(Data records)
★ ★ ★ ★ ★

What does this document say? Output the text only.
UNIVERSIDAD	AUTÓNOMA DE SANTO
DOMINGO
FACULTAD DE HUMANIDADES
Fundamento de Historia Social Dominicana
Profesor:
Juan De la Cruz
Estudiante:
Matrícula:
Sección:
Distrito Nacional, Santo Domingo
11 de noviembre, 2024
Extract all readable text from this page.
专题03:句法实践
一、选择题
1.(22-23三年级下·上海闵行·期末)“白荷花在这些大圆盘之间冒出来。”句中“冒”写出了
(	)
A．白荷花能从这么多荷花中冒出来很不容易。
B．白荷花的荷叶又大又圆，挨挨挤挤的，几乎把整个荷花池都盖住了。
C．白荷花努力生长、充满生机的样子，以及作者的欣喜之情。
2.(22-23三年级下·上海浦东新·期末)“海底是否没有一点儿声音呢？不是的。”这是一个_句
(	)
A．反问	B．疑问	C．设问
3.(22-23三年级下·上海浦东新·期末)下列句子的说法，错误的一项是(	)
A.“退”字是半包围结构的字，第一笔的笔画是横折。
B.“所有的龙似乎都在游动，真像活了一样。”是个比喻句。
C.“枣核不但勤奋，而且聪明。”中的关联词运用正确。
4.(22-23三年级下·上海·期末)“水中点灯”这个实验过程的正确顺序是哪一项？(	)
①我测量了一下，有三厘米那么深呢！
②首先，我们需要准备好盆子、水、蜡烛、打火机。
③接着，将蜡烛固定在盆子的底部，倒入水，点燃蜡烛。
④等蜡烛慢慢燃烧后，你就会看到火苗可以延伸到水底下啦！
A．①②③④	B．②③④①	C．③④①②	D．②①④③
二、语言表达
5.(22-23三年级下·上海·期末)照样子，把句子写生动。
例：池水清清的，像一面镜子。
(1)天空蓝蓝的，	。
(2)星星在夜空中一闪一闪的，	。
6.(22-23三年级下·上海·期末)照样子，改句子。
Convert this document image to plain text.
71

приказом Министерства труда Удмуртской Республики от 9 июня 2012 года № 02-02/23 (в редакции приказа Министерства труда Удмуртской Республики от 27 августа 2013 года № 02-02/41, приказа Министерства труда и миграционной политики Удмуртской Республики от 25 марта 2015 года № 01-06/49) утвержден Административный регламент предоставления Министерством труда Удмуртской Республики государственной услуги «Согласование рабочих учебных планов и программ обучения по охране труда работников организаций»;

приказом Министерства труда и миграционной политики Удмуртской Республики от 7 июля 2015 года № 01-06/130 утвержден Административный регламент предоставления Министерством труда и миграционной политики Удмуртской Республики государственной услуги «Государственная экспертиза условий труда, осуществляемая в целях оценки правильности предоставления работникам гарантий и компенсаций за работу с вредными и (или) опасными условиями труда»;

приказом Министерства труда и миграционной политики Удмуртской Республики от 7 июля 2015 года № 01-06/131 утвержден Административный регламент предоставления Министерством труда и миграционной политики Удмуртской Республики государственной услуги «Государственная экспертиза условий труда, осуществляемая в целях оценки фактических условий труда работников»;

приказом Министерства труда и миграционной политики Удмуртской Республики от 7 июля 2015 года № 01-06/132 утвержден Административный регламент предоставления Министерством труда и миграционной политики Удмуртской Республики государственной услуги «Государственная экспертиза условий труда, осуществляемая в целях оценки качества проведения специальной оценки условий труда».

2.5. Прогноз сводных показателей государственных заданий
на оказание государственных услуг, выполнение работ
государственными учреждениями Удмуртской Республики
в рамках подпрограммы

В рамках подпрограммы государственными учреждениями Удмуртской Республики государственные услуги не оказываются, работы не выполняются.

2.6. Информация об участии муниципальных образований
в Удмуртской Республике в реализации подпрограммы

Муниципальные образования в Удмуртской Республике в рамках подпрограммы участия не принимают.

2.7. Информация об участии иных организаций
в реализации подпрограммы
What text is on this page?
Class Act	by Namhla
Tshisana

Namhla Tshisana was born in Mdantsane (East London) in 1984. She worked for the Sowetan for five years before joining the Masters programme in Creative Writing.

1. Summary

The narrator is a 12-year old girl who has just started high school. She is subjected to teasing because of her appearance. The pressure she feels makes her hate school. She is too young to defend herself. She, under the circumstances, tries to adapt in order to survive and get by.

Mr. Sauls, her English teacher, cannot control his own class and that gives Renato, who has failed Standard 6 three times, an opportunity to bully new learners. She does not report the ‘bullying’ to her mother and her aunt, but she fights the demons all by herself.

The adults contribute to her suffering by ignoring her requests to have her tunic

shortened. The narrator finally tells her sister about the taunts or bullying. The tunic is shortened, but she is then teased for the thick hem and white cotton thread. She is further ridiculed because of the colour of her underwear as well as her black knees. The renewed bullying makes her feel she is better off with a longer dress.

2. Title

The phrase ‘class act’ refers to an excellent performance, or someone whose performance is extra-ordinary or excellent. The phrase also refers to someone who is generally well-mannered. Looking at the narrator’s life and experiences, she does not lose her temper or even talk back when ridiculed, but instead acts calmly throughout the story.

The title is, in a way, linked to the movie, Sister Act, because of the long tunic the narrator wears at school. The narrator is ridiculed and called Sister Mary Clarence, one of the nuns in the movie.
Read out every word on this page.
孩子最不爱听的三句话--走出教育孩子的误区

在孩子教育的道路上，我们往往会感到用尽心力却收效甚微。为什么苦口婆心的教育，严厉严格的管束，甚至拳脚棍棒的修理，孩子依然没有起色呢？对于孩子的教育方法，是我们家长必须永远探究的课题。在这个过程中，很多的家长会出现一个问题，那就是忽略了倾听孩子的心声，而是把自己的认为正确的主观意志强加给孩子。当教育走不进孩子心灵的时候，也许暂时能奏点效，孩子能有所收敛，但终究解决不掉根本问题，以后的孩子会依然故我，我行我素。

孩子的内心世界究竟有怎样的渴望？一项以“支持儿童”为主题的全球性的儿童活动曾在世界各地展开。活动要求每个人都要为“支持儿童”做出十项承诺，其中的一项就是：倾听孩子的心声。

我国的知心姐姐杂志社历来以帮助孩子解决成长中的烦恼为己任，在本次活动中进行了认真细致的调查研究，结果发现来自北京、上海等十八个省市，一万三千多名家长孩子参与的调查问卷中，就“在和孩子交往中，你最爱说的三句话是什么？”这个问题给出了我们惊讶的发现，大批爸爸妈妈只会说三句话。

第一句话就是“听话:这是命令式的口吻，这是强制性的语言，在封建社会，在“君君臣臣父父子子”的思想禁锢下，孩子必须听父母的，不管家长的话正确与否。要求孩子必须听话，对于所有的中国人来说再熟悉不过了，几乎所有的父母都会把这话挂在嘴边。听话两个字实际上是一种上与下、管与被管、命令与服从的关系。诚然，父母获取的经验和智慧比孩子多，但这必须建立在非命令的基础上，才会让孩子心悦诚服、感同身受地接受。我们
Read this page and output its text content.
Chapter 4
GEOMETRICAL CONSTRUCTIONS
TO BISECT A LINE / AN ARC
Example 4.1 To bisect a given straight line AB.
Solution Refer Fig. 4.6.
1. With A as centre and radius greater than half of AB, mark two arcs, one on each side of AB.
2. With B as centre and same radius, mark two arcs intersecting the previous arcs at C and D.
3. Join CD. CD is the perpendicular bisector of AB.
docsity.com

★ ★ ★ ★ ★

_Required work_
State how many lines above include the word "bullying", and nothing more.

_Complete output_
2